Objective :: Check each line of the listing for the string "aktiviert", then state how many lines have it. Only the number is wanted.
※
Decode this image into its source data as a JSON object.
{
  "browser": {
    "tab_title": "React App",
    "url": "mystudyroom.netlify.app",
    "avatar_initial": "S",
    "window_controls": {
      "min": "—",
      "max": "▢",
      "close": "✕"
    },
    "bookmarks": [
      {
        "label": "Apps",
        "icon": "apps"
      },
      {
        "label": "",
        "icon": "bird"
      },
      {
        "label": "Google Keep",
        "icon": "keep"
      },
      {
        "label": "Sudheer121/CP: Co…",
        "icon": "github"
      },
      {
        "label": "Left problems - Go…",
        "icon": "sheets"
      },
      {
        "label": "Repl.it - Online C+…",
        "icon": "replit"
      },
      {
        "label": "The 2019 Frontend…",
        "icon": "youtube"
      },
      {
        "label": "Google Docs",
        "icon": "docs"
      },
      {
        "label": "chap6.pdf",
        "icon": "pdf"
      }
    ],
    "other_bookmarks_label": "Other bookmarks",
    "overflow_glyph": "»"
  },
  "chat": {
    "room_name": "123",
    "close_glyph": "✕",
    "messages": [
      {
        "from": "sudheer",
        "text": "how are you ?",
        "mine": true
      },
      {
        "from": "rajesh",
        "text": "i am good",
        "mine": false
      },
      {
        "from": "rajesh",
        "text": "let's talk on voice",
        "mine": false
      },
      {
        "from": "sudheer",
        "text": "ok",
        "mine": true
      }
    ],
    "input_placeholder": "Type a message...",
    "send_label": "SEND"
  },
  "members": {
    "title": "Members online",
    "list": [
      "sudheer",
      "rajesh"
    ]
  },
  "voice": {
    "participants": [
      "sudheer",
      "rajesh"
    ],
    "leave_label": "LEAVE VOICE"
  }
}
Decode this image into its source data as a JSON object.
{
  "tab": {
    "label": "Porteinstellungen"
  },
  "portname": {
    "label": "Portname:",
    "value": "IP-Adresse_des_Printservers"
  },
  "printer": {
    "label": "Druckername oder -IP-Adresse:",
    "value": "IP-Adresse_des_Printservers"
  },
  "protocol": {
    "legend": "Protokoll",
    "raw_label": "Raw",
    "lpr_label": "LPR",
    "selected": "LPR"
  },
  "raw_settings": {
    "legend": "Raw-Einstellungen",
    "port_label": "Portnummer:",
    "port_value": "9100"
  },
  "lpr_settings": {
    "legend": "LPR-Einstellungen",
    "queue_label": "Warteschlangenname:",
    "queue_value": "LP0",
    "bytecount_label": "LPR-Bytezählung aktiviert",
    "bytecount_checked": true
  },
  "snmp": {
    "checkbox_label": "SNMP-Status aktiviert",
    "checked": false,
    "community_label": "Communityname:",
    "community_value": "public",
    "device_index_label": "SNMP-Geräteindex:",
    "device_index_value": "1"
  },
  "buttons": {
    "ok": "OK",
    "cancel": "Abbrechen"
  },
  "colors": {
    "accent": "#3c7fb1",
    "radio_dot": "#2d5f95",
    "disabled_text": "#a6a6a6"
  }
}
※
Complete output :: 2